[Rows from a dataset]
######

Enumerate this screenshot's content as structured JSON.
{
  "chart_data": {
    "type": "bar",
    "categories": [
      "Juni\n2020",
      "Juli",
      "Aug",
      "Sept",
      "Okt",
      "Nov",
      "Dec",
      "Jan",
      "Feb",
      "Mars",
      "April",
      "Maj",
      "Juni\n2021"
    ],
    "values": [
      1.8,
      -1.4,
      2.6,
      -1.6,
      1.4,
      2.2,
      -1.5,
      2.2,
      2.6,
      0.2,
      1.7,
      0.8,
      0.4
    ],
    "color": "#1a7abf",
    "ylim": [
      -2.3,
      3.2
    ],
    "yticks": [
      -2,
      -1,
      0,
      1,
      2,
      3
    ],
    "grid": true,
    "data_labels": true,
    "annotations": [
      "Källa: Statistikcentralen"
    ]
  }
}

######

== WHAT IS EXPECTED ==
Go through the entries and repeat each one exactly.

== SOLUTION TO THE EXERCISE ==
Enumerate this screenshot's content as structured JSON.
{
  "chart_data": {
    "type": "bar",
    "categories": [
      "Juni\n2020",
      "Juli",
      "Aug",
      "Sept",
      "Okt",
      "Nov",
      "Dec",
      "Jan",
      "Feb",
      "Mars",
      "April",
      "Maj",
      "Juni\n2021"
    ],
    "values": [
      1.8,
      -1.4,
      2.6,
      -1.6,
      1.4,
      2.2,
      -1.5,
      2.2,
      2.6,
      0.2,
      1.7,
      0.8,
      0.4
    ],
    "color": "#1a7abf",
    "ylim": [
      -2.3,
      3.2
    ],
    "yticks": [
      -2,
      -1,
      0,
      1,
      2,
      3
    ],
    "grid": true,
    "data_labels": true,
    "annotations": [
      "Källa: Statistikcentralen"
    ]
  }
}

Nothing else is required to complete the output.